#### DATA PROVIDED ####

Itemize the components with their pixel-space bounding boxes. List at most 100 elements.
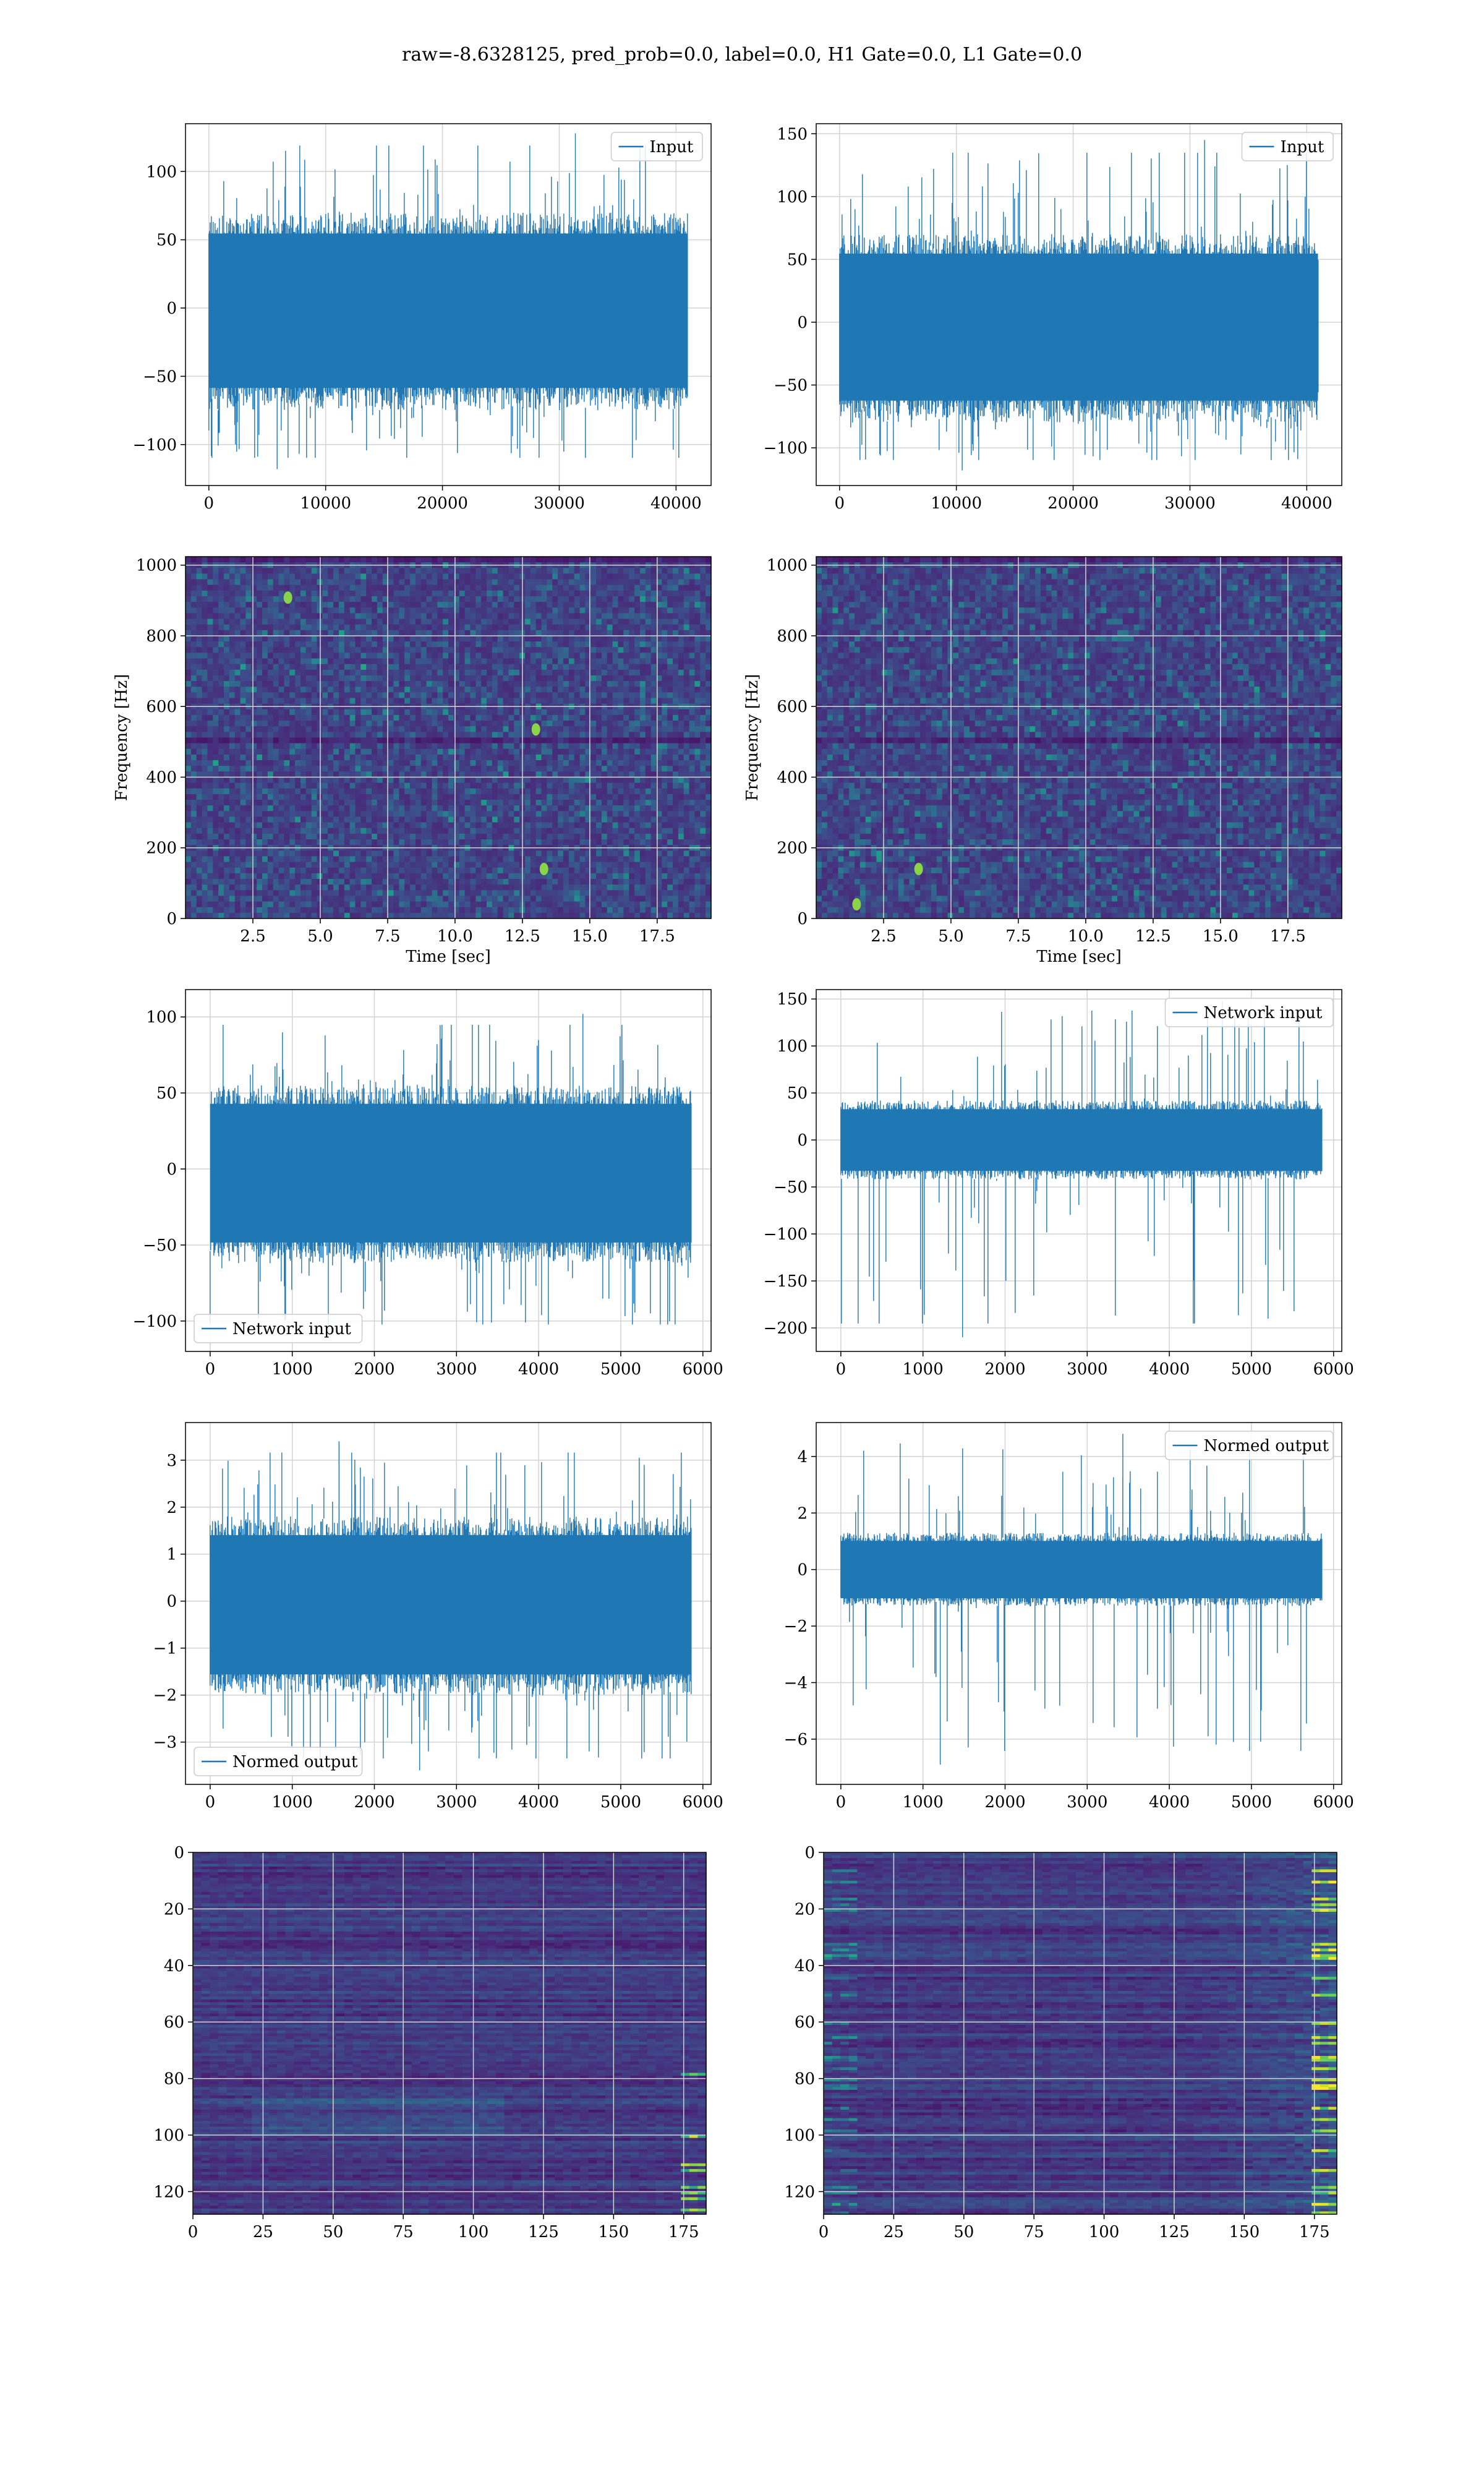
spectrogram-hotspot [532,723,540,735]
x-tick-label: 7.5 [1005,927,1031,946]
y-tick-label: 2 [797,1504,808,1523]
series-core [840,254,1318,401]
x-tick-label: 2000 [354,1360,394,1379]
x-tick-label: 150 [599,2223,629,2241]
x-tick-label: 40000 [1281,494,1333,513]
x-tick-label: 6000 [683,1360,723,1379]
y-tick-label: 100 [784,2126,815,2145]
y-tick-label: 60 [164,2013,184,2032]
x-tick-label: 30000 [534,494,585,513]
x-tick-label: 20000 [417,494,468,513]
y-tick-label: 100 [777,188,808,207]
y-tick-label: 0 [166,1160,177,1179]
x-tick-label: 6000 [683,1793,723,1812]
y-tick-label: 50 [787,250,808,269]
y-tick-label: −50 [774,1178,808,1197]
y-tick-label: 60 [795,2013,815,2032]
x-tick-label: 175 [668,2223,699,2241]
spectrogram-hotspot [915,863,923,875]
x-axis-label: Time [sec] [1036,948,1122,966]
legend-label: Network input [1204,1004,1323,1022]
x-tick-label: 10.0 [437,927,473,946]
x-tick-label: 25 [884,2223,904,2241]
y-tick-label: 100 [146,1008,177,1027]
x-tick-label: 4000 [1149,1793,1190,1812]
x-tick-label: 6000 [1313,1793,1354,1812]
x-tick-label: 0 [204,494,215,513]
x-tick-label: 25 [253,2223,273,2241]
y-tick-label: 100 [146,163,177,181]
y-tick-label: 120 [784,2183,815,2201]
legend: Network input [1166,998,1334,1027]
chart-spec-left: 2.5 5.0 7.5 10.0 12.5 15.0 17.5020040060080010… [113,557,712,966]
x-tick-label: 6000 [1313,1360,1354,1379]
legend: Normed output [1166,1431,1334,1460]
x-tick-label: 4000 [518,1360,559,1379]
x-tick-label: 0 [836,1360,846,1379]
y-tick-label: 4 [797,1448,808,1466]
y-tick-label: −1 [153,1640,177,1658]
x-tick-label: 150 [1229,2223,1260,2241]
y-axis-label: Frequency [Hz] [743,674,762,802]
y-tick-label: 40 [164,1957,184,1975]
legend-label: Input [1281,138,1324,156]
y-tick-label: −6 [784,1731,808,1749]
x-axis-label: Time [sec] [406,948,491,966]
y-tick-label: 0 [166,1593,177,1611]
y-tick-label: 120 [153,2183,184,2201]
x-tick-label: 12.5 [505,927,540,946]
x-tick-label: 0 [836,1793,846,1812]
x-tick-label: 5000 [600,1360,641,1379]
y-tick-label: 80 [164,2070,184,2089]
y-tick-label: 150 [777,990,808,1009]
x-tick-label: 3000 [436,1360,477,1379]
x-tick-label: 1000 [272,1360,313,1379]
chart-input-right: 0 10000 20000 30000 40000−100−50050100150Inp… [764,124,1342,513]
heatmap-cells [816,557,1342,919]
y-tick-label: 80 [795,2070,815,2089]
x-tick-label: 7.5 [375,927,400,946]
x-tick-label: 0 [205,1360,216,1379]
x-tick-label: 0 [819,2223,829,2241]
x-tick-label: 4000 [1149,1360,1190,1379]
y-tick-label: 0 [174,1844,184,1862]
y-tick-label: −2 [153,1687,177,1705]
chart-network-right: 0 1000 2000 3000 4000 5000 6000−200−150−100−50… [764,990,1354,1379]
x-tick-label: 30000 [1164,494,1216,513]
x-tick-label: 1000 [903,1793,944,1812]
y-tick-label: 200 [146,839,177,858]
y-tick-label: 100 [777,1037,808,1056]
x-tick-label: 5.0 [307,927,333,946]
x-tick-label: 2000 [984,1360,1025,1379]
x-tick-label: 20000 [1047,494,1099,513]
y-tick-label: 800 [146,627,177,646]
series-core [210,1535,691,1674]
y-tick-label: 600 [146,698,177,716]
x-tick-label: 0 [188,2223,198,2241]
y-tick-label: 2 [166,1499,177,1517]
series-trace [841,1434,1322,1765]
x-tick-label: 175 [1299,2223,1330,2241]
legend: Input [1242,132,1334,161]
y-tick-label: −150 [764,1272,808,1291]
x-tick-label: 2.5 [871,927,896,946]
x-tick-label: 125 [1159,2223,1190,2241]
y-tick-label: 0 [797,910,808,928]
legend-label: Normed output [1204,1437,1329,1455]
x-tick-label: 4000 [518,1793,559,1812]
series-core [209,233,688,388]
x-tick-label: 5000 [600,1793,641,1812]
y-tick-label: 0 [797,314,808,332]
y-tick-label: 0 [804,1844,815,1862]
x-tick-label: 5000 [1231,1360,1272,1379]
y-tick-label: −100 [133,436,177,455]
x-tick-label: 12.5 [1135,927,1171,946]
x-tick-label: 2000 [984,1793,1025,1812]
y-tick-label: 20 [795,1900,815,1919]
x-tick-label: 125 [528,2223,559,2241]
y-tick-label: 0 [797,1131,808,1150]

####

SET EXERCISE
Copy out every line of the material above word for word, but leave out the picture.

ANSWER TO THIS TASK
Itemize the components with their pixel-space bounding boxes. List at most 100 elements.
spectrogram-hotspot [532,723,540,735]
x-tick-label: 7.5 [1005,927,1031,946]
y-tick-label: 2 [797,1504,808,1523]
series-core [840,254,1318,401]
x-tick-label: 2000 [354,1360,394,1379]
x-tick-label: 150 [599,2223,629,2241]
x-tick-label: 40000 [1281,494,1333,513]
x-tick-label: 6000 [683,1360,723,1379]
y-tick-label: 100 [784,2126,815,2145]
y-tick-label: 60 [164,2013,184,2032]
x-tick-label: 30000 [534,494,585,513]
x-tick-label: 20000 [417,494,468,513]
y-tick-label: 100 [777,188,808,207]
y-tick-label: 0 [166,1160,177,1179]
x-tick-label: 6000 [683,1793,723,1812]
y-tick-label: 50 [787,250,808,269]
y-tick-label: −50 [774,1178,808,1197]
y-tick-label: 60 [795,2013,815,2032]
x-tick-label: 175 [668,2223,699,2241]
spectrogram-hotspot [915,863,923,875]
x-axis-label: Time [sec] [1036,948,1122,966]
legend-label: Network input [1204,1004,1323,1022]
x-tick-label: 10.0 [437,927,473,946]
x-tick-label: 25 [884,2223,904,2241]
y-tick-label: 100 [146,1008,177,1027]
x-tick-label: 4000 [1149,1793,1190,1812]
x-tick-label: 6000 [1313,1793,1354,1812]
x-tick-label: 0 [204,494,215,513]
x-tick-label: 25 [253,2223,273,2241]
y-tick-label: 100 [146,163,177,181]
y-tick-label: 120 [784,2183,815,2201]
legend: Network input [1166,998,1334,1027]
chart-spec-left: 2.5 5.0 7.5 10.0 12.5 15.0 17.5020040060080010… [113,557,712,966]
x-tick-label: 6000 [1313,1360,1354,1379]
legend: Normed output [1166,1431,1334,1460]
x-tick-label: 4000 [518,1360,559,1379]
x-tick-label: 0 [836,1360,846,1379]
y-tick-label: 4 [797,1448,808,1466]
y-tick-label: −1 [153,1640,177,1658]
x-tick-label: 150 [1229,2223,1260,2241]
y-axis-label: Frequency [Hz] [743,674,762,802]
y-tick-label: 40 [164,1957,184,1975]
legend-label: Input [1281,138,1324,156]
y-tick-label: −6 [784,1731,808,1749]
x-axis-label: Time [sec] [406,948,491,966]
y-tick-label: 0 [166,1593,177,1611]
y-tick-label: 120 [153,2183,184,2201]
x-tick-label: 12.5 [505,927,540,946]
x-tick-label: 0 [836,1793,846,1812]
x-tick-label: 5000 [600,1360,641,1379]
y-tick-label: 80 [164,2070,184,2089]
y-tick-label: 150 [777,990,808,1009]
x-tick-label: 3000 [436,1360,477,1379]
x-tick-label: 1000 [272,1360,313,1379]
chart-input-right: 0 10000 20000 30000 40000−100−50050100150Inp… [764,124,1342,513]
heatmap-cells [816,557,1342,919]
y-tick-label: 80 [795,2070,815,2089]
x-tick-label: 7.5 [375,927,400,946]
x-tick-label: 0 [205,1360,216,1379]
x-tick-label: 0 [819,2223,829,2241]
x-tick-label: 4000 [1149,1360,1190,1379]
y-tick-label: 0 [174,1844,184,1862]
y-tick-label: −2 [153,1687,177,1705]
chart-network-right: 0 1000 2000 3000 4000 5000 6000−200−150−100−50… [764,990,1354,1379]
x-tick-label: 30000 [1164,494,1216,513]
x-tick-label: 1000 [903,1793,944,1812]
y-tick-label: 200 [146,839,177,858]
y-tick-label: 100 [777,1037,808,1056]
x-tick-label: 5.0 [307,927,333,946]
x-tick-label: 2000 [984,1360,1025,1379]
x-tick-label: 20000 [1047,494,1099,513]
y-tick-label: 800 [146,627,177,646]
series-core [210,1535,691,1674]
y-tick-label: 600 [146,698,177,716]
x-tick-label: 0 [188,2223,198,2241]
y-tick-label: 2 [166,1499,177,1517]
series-trace [841,1434,1322,1765]
x-tick-label: 175 [1299,2223,1330,2241]
legend: Input [1242,132,1334,161]
y-tick-label: −150 [764,1272,808,1291]
x-tick-label: 2.5 [871,927,896,946]
x-tick-label: 125 [1159,2223,1190,2241]
y-tick-label: 0 [797,910,808,928]
legend-label: Normed output [1204,1437,1329,1455]
x-tick-label: 4000 [518,1793,559,1812]
series-core [209,233,688,388]
x-tick-label: 5000 [600,1793,641,1812]
y-tick-label: 0 [797,314,808,332]
y-tick-label: 0 [804,1844,815,1862]
x-tick-label: 5000 [1231,1360,1272,1379]
y-tick-label: −100 [133,436,177,455]
x-tick-label: 12.5 [1135,927,1171,946]
x-tick-label: 2000 [984,1793,1025,1812]
y-tick-label: 20 [795,1900,815,1919]
x-tick-label: 125 [528,2223,559,2241]
y-tick-label: 0 [797,1131,808,1150]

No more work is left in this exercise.